WHAT THE TASK ASKS:
Set down the records word for word, starting at the first line and ending at the line that contains "Point [141, 583, 163, 598]", with both ends included.

ROWS:

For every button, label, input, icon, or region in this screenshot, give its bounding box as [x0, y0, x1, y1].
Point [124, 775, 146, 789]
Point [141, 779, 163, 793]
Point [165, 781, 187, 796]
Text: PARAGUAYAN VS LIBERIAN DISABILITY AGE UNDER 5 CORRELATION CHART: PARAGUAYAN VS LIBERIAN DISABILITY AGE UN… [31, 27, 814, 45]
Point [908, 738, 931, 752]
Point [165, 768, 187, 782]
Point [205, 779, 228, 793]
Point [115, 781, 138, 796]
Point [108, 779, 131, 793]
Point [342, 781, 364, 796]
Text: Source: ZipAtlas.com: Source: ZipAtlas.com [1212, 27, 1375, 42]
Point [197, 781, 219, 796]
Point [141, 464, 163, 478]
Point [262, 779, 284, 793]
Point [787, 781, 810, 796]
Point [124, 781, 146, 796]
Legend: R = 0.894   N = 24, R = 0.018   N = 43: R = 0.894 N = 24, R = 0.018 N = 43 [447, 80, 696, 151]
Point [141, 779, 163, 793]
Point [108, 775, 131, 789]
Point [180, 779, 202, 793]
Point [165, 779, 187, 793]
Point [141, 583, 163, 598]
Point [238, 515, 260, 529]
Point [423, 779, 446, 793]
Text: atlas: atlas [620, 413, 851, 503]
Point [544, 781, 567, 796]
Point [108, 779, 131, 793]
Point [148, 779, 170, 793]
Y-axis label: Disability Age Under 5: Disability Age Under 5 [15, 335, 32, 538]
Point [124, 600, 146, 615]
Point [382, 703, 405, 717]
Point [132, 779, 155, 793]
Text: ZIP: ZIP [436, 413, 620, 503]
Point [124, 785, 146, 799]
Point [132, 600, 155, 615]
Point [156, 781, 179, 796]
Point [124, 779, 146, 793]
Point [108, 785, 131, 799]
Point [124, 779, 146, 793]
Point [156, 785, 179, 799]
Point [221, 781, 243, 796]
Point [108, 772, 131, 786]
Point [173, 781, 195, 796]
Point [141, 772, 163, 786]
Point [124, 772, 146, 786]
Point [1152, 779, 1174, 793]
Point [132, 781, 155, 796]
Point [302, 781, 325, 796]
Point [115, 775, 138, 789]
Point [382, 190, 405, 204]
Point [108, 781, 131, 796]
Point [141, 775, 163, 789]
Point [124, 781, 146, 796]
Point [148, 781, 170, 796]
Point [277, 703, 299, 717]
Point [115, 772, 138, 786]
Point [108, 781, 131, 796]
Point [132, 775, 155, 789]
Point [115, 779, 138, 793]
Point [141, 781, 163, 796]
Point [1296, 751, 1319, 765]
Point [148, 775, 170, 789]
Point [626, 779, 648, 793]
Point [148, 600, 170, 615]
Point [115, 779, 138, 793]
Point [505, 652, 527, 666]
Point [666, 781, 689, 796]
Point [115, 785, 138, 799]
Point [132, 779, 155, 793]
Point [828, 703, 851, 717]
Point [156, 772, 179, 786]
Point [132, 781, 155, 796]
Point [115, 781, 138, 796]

EXPECTED ANSWER:
For every button, label, input, icon, or region in this screenshot, give its bounding box as [x0, y0, x1, y1].
Point [124, 775, 146, 789]
Point [141, 779, 163, 793]
Point [165, 781, 187, 796]
Text: PARAGUAYAN VS LIBERIAN DISABILITY AGE UNDER 5 CORRELATION CHART: PARAGUAYAN VS LIBERIAN DISABILITY AGE UN… [31, 27, 814, 45]
Point [908, 738, 931, 752]
Point [165, 768, 187, 782]
Point [205, 779, 228, 793]
Point [115, 781, 138, 796]
Point [108, 779, 131, 793]
Point [342, 781, 364, 796]
Text: Source: ZipAtlas.com: Source: ZipAtlas.com [1212, 27, 1375, 42]
Point [197, 781, 219, 796]
Point [141, 464, 163, 478]
Point [262, 779, 284, 793]
Point [787, 781, 810, 796]
Point [124, 781, 146, 796]
Legend: R = 0.894   N = 24, R = 0.018   N = 43: R = 0.894 N = 24, R = 0.018 N = 43 [447, 80, 696, 151]
Point [141, 779, 163, 793]
Point [108, 775, 131, 789]
Point [180, 779, 202, 793]
Point [165, 779, 187, 793]
Point [141, 583, 163, 598]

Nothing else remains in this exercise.